What you should do:
What follows is a set of records, each of which is to be written out exactly.

Data entries:
════════════════════

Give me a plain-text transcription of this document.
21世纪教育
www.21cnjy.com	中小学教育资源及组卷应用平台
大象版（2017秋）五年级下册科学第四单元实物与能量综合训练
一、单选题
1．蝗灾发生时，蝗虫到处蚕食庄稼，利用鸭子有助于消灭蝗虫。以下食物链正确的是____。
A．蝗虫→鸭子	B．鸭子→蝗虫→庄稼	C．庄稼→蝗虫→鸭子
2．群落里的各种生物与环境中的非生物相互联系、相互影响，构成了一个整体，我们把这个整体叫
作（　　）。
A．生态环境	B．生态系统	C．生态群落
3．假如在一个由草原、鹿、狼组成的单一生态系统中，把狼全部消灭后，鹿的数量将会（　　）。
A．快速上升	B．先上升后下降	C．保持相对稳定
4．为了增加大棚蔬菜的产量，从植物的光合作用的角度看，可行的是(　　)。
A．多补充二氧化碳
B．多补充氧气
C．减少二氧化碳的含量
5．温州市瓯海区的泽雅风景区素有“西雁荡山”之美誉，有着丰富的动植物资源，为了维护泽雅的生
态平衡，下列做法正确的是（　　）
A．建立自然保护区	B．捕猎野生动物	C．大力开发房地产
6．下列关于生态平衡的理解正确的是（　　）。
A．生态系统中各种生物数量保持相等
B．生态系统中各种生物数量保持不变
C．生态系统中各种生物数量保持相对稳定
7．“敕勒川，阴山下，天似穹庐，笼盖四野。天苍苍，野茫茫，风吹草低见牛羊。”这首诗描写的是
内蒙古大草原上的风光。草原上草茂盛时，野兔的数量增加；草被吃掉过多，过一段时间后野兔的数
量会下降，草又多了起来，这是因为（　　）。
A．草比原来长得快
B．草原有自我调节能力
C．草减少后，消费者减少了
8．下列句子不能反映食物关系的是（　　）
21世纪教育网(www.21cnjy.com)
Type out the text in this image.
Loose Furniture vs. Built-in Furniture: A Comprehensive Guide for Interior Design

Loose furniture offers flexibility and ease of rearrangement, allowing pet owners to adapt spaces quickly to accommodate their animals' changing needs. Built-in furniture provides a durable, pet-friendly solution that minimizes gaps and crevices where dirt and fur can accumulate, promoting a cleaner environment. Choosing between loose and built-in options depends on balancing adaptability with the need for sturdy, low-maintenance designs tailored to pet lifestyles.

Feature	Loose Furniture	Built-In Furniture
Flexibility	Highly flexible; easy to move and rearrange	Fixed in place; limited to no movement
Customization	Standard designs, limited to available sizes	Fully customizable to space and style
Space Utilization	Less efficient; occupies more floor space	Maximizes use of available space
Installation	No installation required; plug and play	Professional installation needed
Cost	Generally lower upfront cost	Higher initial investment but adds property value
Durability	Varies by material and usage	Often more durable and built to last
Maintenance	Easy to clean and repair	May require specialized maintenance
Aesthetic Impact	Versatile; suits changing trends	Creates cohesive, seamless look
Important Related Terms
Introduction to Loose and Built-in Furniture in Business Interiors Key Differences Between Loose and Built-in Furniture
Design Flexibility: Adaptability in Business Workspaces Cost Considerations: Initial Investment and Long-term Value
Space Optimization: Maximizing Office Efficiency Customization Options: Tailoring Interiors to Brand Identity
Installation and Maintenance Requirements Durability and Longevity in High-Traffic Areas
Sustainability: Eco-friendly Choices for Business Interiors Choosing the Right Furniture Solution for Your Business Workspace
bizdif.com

════════════════════

Task result:
Give me a plain-text transcription of this document.
21世纪教育
www.21cnjy.com	中小学教育资源及组卷应用平台
大象版（2017秋）五年级下册科学第四单元实物与能量综合训练
一、单选题
1．蝗灾发生时，蝗虫到处蚕食庄稼，利用鸭子有助于消灭蝗虫。以下食物链正确的是____。
A．蝗虫→鸭子	B．鸭子→蝗虫→庄稼	C．庄稼→蝗虫→鸭子
2．群落里的各种生物与环境中的非生物相互联系、相互影响，构成了一个整体，我们把这个整体叫
作（　　）。
A．生态环境	B．生态系统	C．生态群落
3．假如在一个由草原、鹿、狼组成的单一生态系统中，把狼全部消灭后，鹿的数量将会（　　）。
A．快速上升	B．先上升后下降	C．保持相对稳定
4．为了增加大棚蔬菜的产量，从植物的光合作用的角度看，可行的是(　　)。
A．多补充二氧化碳
B．多补充氧气
C．减少二氧化碳的含量
5．温州市瓯海区的泽雅风景区素有“西雁荡山”之美誉，有着丰富的动植物资源，为了维护泽雅的生
态平衡，下列做法正确的是（　　）
A．建立自然保护区	B．捕猎野生动物	C．大力开发房地产
6．下列关于生态平衡的理解正确的是（　　）。
A．生态系统中各种生物数量保持相等
B．生态系统中各种生物数量保持不变
C．生态系统中各种生物数量保持相对稳定
7．“敕勒川，阴山下，天似穹庐，笼盖四野。天苍苍，野茫茫，风吹草低见牛羊。”这首诗描写的是
内蒙古大草原上的风光。草原上草茂盛时，野兔的数量增加；草被吃掉过多，过一段时间后野兔的数
量会下降，草又多了起来，这是因为（　　）。
A．草比原来长得快
B．草原有自我调节能力
C．草减少后，消费者减少了
8．下列句子不能反映食物关系的是（　　）
21世纪教育网(www.21cnjy.com)
Type out the text in this image.
Loose Furniture vs. Built-in Furniture: A Comprehensive Guide for Interior Design

Loose furniture offers flexibility and ease of rearrangement, allowing pet owners to adapt spaces quickly to accommodate their animals' changing needs. Built-in furniture provides a durable, pet-friendly solution that minimizes gaps and crevices where dirt and fur can accumulate, promoting a cleaner environment. Choosing between loose and built-in options depends on balancing adaptability with the need for sturdy, low-maintenance designs tailored to pet lifestyles.

Feature	Loose Furniture	Built-In Furniture
Flexibility	Highly flexible; easy to move and rearrange	Fixed in place; limited to no movement
Customization	Standard designs, limited to available sizes	Fully customizable to space and style
Space Utilization	Less efficient; occupies more floor space	Maximizes use of available space
Installation	No installation required; plug and play	Professional installation needed
Cost	Generally lower upfront cost	Higher initial investment but adds property value
Durability	Varies by material and usage	Often more durable and built to last
Maintenance	Easy to clean and repair	May require specialized maintenance
Aesthetic Impact	Versatile; suits changing trends	Creates cohesive, seamless look
Important Related Terms
Introduction to Loose and Built-in Furniture in Business Interiors Key Differences Between Loose and Built-in Furniture
Design Flexibility: Adaptability in Business Workspaces Cost Considerations: Initial Investment and Long-term Value
Space Optimization: Maximizing Office Efficiency Customization Options: Tailoring Interiors to Brand Identity
Installation and Maintenance Requirements Durability and Longevity in High-Traffic Areas
Sustainability: Eco-friendly Choices for Business Interiors Choosing the Right Furniture Solution for Your Business Workspace
bizdif.com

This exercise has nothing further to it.